--- START OF Exercise material ---
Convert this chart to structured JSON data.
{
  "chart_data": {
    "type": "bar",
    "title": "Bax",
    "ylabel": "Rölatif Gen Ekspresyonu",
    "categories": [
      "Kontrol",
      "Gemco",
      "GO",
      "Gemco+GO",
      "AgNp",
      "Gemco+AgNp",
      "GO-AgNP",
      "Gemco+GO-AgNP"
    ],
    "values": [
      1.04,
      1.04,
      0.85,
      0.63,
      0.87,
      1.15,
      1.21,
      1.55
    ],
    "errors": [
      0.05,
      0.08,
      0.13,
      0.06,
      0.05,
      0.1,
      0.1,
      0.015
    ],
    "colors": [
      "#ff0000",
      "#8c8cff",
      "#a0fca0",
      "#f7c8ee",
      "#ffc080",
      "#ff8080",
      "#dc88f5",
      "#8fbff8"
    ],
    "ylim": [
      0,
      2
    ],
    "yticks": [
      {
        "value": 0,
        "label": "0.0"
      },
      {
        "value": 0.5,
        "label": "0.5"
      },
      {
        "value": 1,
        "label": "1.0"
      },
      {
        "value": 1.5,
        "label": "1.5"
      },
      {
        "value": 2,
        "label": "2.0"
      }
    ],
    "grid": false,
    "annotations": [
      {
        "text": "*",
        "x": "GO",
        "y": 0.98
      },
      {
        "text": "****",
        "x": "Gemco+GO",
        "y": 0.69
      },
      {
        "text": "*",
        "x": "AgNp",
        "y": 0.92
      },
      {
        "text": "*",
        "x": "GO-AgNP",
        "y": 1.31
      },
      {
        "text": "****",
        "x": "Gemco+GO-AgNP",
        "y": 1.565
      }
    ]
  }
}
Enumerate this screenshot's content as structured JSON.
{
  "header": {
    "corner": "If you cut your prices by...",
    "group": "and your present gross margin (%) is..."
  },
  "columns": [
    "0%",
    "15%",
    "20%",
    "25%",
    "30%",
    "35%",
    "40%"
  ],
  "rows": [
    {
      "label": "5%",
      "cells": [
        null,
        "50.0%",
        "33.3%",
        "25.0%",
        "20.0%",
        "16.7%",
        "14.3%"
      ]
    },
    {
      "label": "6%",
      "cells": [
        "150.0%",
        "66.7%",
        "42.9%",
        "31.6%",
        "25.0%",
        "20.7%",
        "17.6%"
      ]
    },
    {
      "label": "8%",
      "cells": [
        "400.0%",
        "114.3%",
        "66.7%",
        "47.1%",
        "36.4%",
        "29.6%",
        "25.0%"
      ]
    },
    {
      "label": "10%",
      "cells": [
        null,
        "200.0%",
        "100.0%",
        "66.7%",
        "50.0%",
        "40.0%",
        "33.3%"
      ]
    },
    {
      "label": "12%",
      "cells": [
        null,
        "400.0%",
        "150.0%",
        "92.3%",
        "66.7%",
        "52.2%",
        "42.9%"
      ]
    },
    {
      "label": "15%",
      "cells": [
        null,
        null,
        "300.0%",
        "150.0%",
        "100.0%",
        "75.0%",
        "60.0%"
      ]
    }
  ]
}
--- END OF Exercise material ---
## The exercise
Locate the lines above that contain "this" and copy them.

## Reply
Convert this chart to structured JSON data.
Enumerate this screenshot's content as structured JSON.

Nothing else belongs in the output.